## BEGIN Material for this task

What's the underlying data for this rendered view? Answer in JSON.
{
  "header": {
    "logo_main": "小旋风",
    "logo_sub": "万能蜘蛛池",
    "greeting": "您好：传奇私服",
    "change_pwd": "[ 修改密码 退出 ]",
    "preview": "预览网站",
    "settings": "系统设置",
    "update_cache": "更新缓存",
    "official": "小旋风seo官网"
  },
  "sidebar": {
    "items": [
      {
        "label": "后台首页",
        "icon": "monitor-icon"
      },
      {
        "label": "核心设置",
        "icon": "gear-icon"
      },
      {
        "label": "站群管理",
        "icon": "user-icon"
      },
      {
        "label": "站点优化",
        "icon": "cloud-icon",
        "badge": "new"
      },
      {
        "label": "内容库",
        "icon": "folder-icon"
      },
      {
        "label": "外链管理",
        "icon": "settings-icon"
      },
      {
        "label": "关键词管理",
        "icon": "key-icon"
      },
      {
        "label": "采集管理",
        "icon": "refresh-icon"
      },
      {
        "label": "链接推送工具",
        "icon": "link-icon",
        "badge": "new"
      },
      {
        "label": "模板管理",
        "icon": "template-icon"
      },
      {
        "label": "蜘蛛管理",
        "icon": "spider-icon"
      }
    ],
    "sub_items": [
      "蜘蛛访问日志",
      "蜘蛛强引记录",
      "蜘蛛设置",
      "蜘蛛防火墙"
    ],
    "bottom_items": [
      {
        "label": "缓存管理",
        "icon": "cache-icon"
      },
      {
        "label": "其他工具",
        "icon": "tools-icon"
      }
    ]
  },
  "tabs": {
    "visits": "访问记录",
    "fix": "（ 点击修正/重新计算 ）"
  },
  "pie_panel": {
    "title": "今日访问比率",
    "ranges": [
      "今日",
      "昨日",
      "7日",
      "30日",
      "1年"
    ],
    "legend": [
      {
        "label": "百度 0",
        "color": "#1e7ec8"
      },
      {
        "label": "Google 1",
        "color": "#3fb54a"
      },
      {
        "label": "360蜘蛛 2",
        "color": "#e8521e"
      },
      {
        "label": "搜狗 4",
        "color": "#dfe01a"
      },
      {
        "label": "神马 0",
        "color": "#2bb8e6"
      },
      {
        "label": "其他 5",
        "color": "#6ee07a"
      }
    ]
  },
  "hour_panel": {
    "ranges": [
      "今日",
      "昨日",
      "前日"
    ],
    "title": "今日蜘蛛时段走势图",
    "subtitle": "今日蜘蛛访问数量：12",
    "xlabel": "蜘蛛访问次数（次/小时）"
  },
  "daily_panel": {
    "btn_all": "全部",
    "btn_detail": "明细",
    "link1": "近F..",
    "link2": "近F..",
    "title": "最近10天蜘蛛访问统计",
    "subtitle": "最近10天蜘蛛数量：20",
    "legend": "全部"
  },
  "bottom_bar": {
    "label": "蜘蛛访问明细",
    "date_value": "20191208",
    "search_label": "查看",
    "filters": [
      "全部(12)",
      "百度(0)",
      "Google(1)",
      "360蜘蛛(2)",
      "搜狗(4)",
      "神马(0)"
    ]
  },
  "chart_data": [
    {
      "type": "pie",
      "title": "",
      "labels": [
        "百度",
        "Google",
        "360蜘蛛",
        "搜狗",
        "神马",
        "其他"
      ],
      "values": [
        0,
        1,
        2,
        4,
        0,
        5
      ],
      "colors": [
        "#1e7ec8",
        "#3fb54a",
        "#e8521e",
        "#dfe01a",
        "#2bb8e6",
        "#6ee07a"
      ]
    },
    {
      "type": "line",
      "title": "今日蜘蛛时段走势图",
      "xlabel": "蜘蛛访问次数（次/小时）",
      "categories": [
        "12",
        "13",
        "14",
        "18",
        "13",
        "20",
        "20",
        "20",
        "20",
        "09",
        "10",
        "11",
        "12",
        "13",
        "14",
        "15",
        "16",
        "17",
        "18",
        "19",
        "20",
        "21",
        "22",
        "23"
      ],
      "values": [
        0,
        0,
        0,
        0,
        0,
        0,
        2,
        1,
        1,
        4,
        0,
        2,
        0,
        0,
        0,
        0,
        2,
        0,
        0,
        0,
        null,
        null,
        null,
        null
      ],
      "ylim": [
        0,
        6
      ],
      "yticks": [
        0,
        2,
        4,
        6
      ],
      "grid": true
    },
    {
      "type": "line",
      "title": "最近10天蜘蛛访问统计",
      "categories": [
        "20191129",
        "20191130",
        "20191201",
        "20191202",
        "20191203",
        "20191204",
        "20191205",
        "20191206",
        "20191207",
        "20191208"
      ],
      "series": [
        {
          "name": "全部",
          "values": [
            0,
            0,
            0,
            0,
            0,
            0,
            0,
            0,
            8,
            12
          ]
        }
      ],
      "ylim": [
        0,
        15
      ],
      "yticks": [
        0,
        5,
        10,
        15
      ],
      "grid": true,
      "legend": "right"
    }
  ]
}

## END Material for this task

Once more, set down the full listing, verbatim.

◆ Solution to this problem:
What's the underlying data for this rendered view? Answer in JSON.
{
  "header": {
    "logo_main": "小旋风",
    "logo_sub": "万能蜘蛛池",
    "greeting": "您好：传奇私服",
    "change_pwd": "[ 修改密码 退出 ]",
    "preview": "预览网站",
    "settings": "系统设置",
    "update_cache": "更新缓存",
    "official": "小旋风seo官网"
  },
  "sidebar": {
    "items": [
      {
        "label": "后台首页",
        "icon": "monitor-icon"
      },
      {
        "label": "核心设置",
        "icon": "gear-icon"
      },
      {
        "label": "站群管理",
        "icon": "user-icon"
      },
      {
        "label": "站点优化",
        "icon": "cloud-icon",
        "badge": "new"
      },
      {
        "label": "内容库",
        "icon": "folder-icon"
      },
      {
        "label": "外链管理",
        "icon": "settings-icon"
      },
      {
        "label": "关键词管理",
        "icon": "key-icon"
      },
      {
        "label": "采集管理",
        "icon": "refresh-icon"
      },
      {
        "label": "链接推送工具",
        "icon": "link-icon",
        "badge": "new"
      },
      {
        "label": "模板管理",
        "icon": "template-icon"
      },
      {
        "label": "蜘蛛管理",
        "icon": "spider-icon"
      }
    ],
    "sub_items": [
      "蜘蛛访问日志",
      "蜘蛛强引记录",
      "蜘蛛设置",
      "蜘蛛防火墙"
    ],
    "bottom_items": [
      {
        "label": "缓存管理",
        "icon": "cache-icon"
      },
      {
        "label": "其他工具",
        "icon": "tools-icon"
      }
    ]
  },
  "tabs": {
    "visits": "访问记录",
    "fix": "（ 点击修正/重新计算 ）"
  },
  "pie_panel": {
    "title": "今日访问比率",
    "ranges": [
      "今日",
      "昨日",
      "7日",
      "30日",
      "1年"
    ],
    "legend": [
      {
        "label": "百度 0",
        "color": "#1e7ec8"
      },
      {
        "label": "Google 1",
        "color": "#3fb54a"
      },
      {
        "label": "360蜘蛛 2",
        "color": "#e8521e"
      },
      {
        "label": "搜狗 4",
        "color": "#dfe01a"
      },
      {
        "label": "神马 0",
        "color": "#2bb8e6"
      },
      {
        "label": "其他 5",
        "color": "#6ee07a"
      }
    ]
  },
  "hour_panel": {
    "ranges": [
      "今日",
      "昨日",
      "前日"
    ],
    "title": "今日蜘蛛时段走势图",
    "subtitle": "今日蜘蛛访问数量：12",
    "xlabel": "蜘蛛访问次数（次/小时）"
  },
  "daily_panel": {
    "btn_all": "全部",
    "btn_detail": "明细",
    "link1": "近F..",
    "link2": "近F..",
    "title": "最近10天蜘蛛访问统计",
    "subtitle": "最近10天蜘蛛数量：20",
    "legend": "全部"
  },
  "bottom_bar": {
    "label": "蜘蛛访问明细",
    "date_value": "20191208",
    "search_label": "查看",
    "filters": [
      "全部(12)",
      "百度(0)",
      "Google(1)",
      "360蜘蛛(2)",
      "搜狗(4)",
      "神马(0)"
    ]
  },
  "chart_data": [
    {
      "type": "pie",
      "title": "",
      "labels": [
        "百度",
        "Google",
        "360蜘蛛",
        "搜狗",
        "神马",
        "其他"
      ],
      "values": [
        0,
        1,
        2,
        4,
        0,
        5
      ],
      "colors": [
        "#1e7ec8",
        "#3fb54a",
        "#e8521e",
        "#dfe01a",
        "#2bb8e6",
        "#6ee07a"
      ]
    },
    {
      "type": "line",
      "title": "今日蜘蛛时段走势图",
      "xlabel": "蜘蛛访问次数（次/小时）",
      "categories": [
        "12",
        "13",
        "14",
        "18",
        "13",
        "20",
        "20",
        "20",
        "20",
        "09",
        "10",
        "11",
        "12",
        "13",
        "14",
        "15",
        "16",
        "17",
        "18",
        "19",
        "20",
        "21",
        "22",
        "23"
      ],
      "values": [
        0,
        0,
        0,
        0,
        0,
        0,
        2,
        1,
        1,
        4,
        0,
        2,
        0,
        0,
        0,
        0,
        2,
        0,
        0,
        0,
        null,
        null,
        null,
        null
      ],
      "ylim": [
        0,
        6
      ],
      "yticks": [
        0,
        2,
        4,
        6
      ],
      "grid": true
    },
    {
      "type": "line",
      "title": "最近10天蜘蛛访问统计",
      "categories": [
        "20191129",
        "20191130",
        "20191201",
        "20191202",
        "20191203",
        "20191204",
        "20191205",
        "20191206",
        "20191207",
        "20191208"
      ],
      "series": [
        {
          "name": "全部",
          "values": [
            0,
            0,
            0,
            0,
            0,
            0,
            0,
            0,
            8,
            12
          ]
        }
      ],
      "ylim": [
        0,
        15
      ],
      "yticks": [
        0,
        5,
        10,
        15
      ],
      "grid": true,
      "legend": "right"
    }
  ]
}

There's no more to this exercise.